> _PROBLEM REQUIREMENTS_:
Read the lines that follow and pick out every one containing the word "GÜLAY".
### DATA PROVIDED
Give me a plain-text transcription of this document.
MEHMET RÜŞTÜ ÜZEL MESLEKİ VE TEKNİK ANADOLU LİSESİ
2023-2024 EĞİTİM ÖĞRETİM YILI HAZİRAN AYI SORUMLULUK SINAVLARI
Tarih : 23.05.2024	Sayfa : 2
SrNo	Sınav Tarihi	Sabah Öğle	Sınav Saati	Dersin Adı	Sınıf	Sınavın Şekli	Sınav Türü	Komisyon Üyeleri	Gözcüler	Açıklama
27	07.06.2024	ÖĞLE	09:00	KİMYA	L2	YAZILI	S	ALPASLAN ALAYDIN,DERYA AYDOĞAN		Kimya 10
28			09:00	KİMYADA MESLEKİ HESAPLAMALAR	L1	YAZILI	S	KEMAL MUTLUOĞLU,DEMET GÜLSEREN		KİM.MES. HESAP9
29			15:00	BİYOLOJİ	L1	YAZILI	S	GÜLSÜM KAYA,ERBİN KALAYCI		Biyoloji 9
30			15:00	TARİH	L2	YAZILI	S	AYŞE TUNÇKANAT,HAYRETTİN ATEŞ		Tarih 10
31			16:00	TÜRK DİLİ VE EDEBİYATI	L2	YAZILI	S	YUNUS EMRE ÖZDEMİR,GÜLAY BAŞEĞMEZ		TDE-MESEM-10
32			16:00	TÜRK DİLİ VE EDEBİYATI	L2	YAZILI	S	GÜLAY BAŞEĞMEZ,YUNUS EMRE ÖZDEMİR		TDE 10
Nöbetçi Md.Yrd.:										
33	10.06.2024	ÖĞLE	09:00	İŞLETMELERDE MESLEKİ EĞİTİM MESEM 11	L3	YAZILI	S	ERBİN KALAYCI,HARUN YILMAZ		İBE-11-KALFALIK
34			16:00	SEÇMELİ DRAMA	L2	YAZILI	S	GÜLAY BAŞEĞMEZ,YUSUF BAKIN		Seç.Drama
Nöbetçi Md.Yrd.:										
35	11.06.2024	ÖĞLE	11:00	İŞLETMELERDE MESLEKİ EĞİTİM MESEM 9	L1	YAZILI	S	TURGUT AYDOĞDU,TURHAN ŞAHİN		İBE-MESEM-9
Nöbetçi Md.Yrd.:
######
### DATA PROVIDED
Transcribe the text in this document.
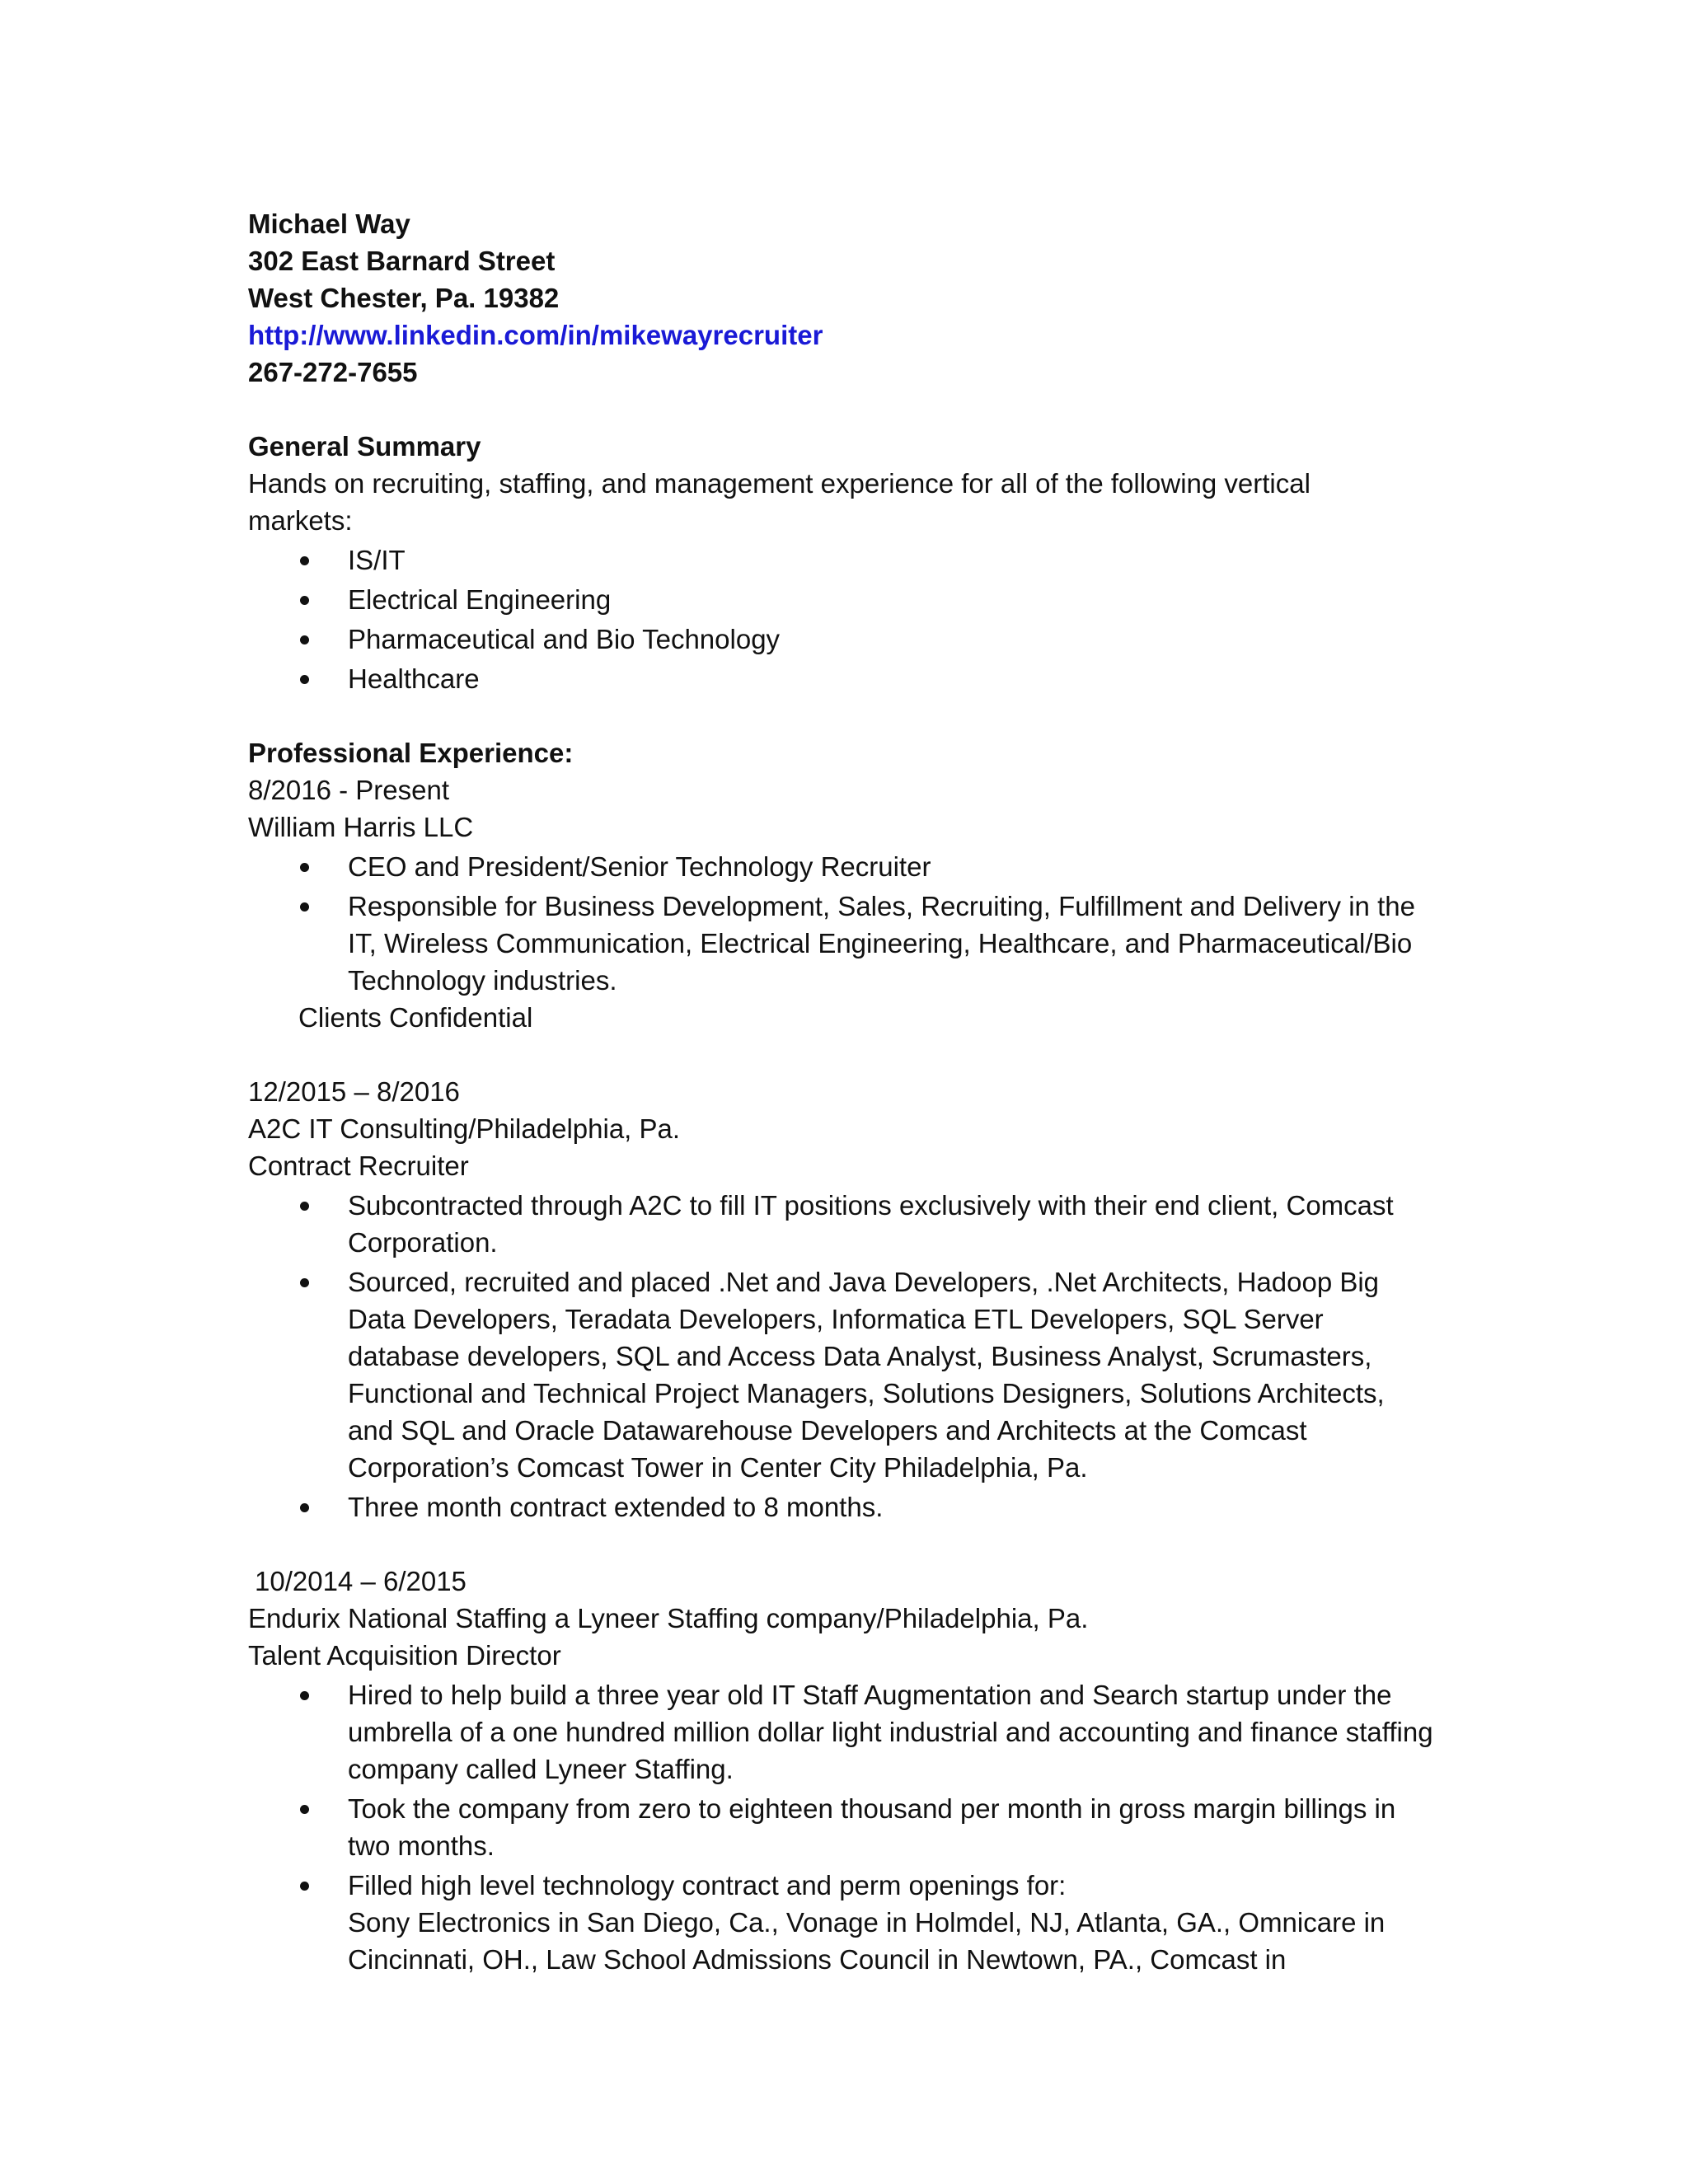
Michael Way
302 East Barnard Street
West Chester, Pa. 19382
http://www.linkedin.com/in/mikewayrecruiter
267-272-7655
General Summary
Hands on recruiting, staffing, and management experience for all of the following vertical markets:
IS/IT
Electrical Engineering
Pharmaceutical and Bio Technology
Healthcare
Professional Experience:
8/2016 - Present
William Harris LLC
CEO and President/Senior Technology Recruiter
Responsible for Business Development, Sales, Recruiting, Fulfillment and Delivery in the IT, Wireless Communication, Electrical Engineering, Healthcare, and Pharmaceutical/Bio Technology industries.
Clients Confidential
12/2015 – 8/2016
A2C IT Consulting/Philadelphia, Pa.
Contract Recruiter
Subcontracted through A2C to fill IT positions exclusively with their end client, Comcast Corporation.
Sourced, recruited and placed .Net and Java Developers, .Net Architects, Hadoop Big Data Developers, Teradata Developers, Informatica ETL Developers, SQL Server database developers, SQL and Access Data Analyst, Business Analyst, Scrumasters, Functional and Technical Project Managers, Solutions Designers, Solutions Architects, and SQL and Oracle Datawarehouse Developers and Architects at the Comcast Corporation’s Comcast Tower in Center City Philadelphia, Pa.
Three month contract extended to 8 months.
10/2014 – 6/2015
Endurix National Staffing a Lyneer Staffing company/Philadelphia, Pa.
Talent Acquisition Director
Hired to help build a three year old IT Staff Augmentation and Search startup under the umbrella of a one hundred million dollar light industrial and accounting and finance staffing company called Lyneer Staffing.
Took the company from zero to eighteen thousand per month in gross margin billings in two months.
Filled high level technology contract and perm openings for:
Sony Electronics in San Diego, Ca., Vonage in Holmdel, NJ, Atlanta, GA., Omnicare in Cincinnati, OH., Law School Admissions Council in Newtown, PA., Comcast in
######
> _SOLUTION BELOW_:
31			16:00	TÜRK DİLİ VE EDEBİYATI	L2	YAZILI	S	YUNUS EMRE ÖZDEMİR,GÜLAY BAŞEĞMEZ		TDE-MESEM-10
32			16:00	TÜRK DİLİ VE EDEBİYATI	L2	YAZILI	S	GÜLAY BAŞEĞMEZ,YUNUS EMRE ÖZDEMİR		TDE 10
34			16:00	SEÇMELİ DRAMA	L2	YAZILI	S	GÜLAY BAŞEĞMEZ,YUSUF BAKIN		Seç.Drama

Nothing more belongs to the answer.